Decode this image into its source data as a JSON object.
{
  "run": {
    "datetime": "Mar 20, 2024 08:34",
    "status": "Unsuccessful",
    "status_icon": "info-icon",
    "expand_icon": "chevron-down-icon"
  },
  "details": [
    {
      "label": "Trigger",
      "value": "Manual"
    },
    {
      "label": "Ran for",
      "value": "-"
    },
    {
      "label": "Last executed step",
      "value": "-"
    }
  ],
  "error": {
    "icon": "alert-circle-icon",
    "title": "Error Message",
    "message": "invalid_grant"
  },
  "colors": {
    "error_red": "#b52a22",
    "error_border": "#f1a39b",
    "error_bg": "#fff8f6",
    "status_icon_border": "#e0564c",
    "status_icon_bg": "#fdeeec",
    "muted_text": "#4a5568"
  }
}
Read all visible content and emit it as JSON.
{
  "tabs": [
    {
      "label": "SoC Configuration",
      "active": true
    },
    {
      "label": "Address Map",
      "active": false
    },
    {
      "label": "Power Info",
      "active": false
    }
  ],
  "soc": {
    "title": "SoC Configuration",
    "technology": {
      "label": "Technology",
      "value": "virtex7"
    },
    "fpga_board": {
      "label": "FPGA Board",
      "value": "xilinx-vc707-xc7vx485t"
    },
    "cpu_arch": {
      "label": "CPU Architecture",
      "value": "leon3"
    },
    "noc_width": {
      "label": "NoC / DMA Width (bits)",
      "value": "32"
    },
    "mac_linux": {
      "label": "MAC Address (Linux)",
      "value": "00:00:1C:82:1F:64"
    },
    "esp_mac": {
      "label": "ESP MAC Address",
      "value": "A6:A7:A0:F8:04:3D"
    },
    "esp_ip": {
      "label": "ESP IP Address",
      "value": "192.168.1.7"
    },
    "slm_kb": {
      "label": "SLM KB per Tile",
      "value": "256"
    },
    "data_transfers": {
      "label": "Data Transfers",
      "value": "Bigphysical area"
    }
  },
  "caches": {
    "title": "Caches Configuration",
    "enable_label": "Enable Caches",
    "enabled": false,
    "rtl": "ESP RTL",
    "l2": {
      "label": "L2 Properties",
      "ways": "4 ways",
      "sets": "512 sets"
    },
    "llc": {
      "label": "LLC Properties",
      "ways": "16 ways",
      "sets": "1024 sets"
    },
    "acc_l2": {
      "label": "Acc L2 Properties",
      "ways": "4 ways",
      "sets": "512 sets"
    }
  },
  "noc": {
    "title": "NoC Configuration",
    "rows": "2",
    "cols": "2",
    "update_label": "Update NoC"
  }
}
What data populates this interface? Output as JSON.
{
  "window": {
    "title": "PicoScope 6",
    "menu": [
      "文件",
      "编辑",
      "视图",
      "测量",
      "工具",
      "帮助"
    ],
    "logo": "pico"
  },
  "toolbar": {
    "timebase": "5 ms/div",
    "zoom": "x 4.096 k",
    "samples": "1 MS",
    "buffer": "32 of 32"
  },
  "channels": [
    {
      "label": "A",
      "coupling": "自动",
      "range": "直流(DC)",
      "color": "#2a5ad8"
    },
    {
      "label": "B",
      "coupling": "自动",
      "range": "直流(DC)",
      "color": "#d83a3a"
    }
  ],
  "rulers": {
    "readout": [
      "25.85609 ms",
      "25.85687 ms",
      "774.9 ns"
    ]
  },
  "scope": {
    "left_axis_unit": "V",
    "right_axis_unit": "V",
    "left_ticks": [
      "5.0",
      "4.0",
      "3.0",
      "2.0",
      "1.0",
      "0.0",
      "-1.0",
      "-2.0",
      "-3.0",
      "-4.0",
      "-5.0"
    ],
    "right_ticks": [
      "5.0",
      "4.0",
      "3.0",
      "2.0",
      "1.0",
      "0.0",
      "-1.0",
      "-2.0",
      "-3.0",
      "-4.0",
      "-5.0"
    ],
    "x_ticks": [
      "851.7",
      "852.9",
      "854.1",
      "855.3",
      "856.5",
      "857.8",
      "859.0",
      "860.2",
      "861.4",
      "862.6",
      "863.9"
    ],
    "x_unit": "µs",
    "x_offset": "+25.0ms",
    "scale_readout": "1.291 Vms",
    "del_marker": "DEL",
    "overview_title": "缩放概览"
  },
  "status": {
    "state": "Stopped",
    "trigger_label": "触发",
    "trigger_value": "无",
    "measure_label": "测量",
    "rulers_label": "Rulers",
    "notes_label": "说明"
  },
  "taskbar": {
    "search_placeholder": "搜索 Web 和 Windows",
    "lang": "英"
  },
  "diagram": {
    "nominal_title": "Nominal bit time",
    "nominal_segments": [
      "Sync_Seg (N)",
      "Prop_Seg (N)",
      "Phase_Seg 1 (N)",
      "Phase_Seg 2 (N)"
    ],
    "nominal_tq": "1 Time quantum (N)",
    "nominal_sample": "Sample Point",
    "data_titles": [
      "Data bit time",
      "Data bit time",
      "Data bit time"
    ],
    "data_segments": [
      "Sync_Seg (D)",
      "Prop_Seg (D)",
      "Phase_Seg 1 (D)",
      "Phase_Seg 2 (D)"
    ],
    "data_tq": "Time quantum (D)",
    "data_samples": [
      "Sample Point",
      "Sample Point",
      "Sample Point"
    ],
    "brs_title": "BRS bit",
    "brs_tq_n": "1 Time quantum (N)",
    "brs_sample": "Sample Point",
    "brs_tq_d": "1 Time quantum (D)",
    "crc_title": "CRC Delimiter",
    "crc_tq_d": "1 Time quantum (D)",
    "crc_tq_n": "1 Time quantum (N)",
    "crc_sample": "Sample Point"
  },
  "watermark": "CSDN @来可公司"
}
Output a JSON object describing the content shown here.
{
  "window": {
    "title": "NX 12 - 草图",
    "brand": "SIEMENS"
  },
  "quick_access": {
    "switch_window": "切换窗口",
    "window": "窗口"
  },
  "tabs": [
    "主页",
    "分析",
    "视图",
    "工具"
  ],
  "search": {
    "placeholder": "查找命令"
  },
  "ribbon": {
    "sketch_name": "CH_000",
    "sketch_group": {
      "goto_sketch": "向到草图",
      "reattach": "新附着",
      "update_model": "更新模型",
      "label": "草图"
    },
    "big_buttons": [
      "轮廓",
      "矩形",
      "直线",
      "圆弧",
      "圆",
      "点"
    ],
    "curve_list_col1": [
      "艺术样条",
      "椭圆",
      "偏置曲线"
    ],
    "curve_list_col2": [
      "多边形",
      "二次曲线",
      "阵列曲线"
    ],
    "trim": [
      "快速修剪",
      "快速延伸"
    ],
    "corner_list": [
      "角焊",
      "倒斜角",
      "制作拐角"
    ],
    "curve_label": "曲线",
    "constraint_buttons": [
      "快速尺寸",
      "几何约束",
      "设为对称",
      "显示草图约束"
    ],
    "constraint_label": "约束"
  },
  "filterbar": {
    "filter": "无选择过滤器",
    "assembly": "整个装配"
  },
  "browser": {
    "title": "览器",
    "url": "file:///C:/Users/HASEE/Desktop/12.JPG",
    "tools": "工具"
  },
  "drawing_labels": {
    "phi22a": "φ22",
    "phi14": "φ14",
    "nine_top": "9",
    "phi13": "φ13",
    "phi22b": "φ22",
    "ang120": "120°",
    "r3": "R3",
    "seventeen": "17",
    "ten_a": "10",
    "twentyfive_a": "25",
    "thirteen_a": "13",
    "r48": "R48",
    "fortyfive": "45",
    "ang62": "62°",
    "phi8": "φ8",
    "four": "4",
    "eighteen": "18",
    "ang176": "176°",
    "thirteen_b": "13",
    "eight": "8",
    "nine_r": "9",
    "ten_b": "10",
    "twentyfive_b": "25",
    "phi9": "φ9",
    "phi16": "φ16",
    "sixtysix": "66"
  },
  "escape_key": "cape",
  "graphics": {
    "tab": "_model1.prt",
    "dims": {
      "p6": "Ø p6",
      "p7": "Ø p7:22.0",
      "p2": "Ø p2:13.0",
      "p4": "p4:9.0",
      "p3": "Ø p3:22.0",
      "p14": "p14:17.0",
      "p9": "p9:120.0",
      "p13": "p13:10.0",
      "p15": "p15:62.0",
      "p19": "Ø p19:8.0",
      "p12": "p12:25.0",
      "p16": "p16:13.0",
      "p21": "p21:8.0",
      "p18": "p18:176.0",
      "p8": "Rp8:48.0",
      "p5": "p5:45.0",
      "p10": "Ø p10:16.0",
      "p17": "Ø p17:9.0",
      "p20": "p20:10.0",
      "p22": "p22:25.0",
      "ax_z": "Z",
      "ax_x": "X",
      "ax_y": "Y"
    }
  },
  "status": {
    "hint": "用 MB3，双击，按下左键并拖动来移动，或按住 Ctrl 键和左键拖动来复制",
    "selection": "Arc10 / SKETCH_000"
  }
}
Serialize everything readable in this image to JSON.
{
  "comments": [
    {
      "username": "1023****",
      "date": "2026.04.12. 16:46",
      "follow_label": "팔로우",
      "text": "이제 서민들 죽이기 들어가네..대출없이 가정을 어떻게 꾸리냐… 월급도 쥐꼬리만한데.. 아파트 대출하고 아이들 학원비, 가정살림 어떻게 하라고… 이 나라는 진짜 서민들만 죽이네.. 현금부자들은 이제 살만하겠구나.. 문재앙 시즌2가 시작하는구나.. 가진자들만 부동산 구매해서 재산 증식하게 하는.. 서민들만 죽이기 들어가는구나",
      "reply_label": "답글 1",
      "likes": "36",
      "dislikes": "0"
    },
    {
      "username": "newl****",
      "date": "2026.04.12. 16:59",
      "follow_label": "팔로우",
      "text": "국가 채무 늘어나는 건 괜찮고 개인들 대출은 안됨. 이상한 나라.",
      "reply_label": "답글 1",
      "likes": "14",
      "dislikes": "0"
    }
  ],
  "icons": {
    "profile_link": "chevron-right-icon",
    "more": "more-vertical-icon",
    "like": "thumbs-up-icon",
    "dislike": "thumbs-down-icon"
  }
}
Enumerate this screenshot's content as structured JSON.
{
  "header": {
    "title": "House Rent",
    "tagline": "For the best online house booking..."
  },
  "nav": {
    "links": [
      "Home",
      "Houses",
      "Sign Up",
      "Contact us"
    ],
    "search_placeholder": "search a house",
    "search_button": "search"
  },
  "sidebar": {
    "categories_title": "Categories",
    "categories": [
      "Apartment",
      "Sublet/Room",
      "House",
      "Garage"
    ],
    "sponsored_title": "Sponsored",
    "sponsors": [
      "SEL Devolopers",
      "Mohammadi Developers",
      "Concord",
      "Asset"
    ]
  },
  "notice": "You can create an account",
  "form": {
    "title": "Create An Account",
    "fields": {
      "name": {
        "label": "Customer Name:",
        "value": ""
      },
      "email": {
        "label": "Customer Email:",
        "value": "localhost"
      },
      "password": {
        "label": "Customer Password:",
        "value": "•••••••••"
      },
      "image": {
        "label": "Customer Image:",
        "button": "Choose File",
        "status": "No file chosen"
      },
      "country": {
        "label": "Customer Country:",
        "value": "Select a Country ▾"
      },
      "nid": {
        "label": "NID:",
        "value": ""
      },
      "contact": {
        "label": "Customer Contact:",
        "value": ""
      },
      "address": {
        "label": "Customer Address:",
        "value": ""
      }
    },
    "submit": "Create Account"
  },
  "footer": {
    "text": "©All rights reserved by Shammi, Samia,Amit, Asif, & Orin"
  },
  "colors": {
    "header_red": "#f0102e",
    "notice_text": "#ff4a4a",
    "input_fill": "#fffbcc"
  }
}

++++++++

WRITTEN INSTRUCTION ::
In the records above, collect each line with "chevron".

SOLUTION ::
    "expand_icon": "chevron-down-icon"
    "profile_link": "chevron-right-icon",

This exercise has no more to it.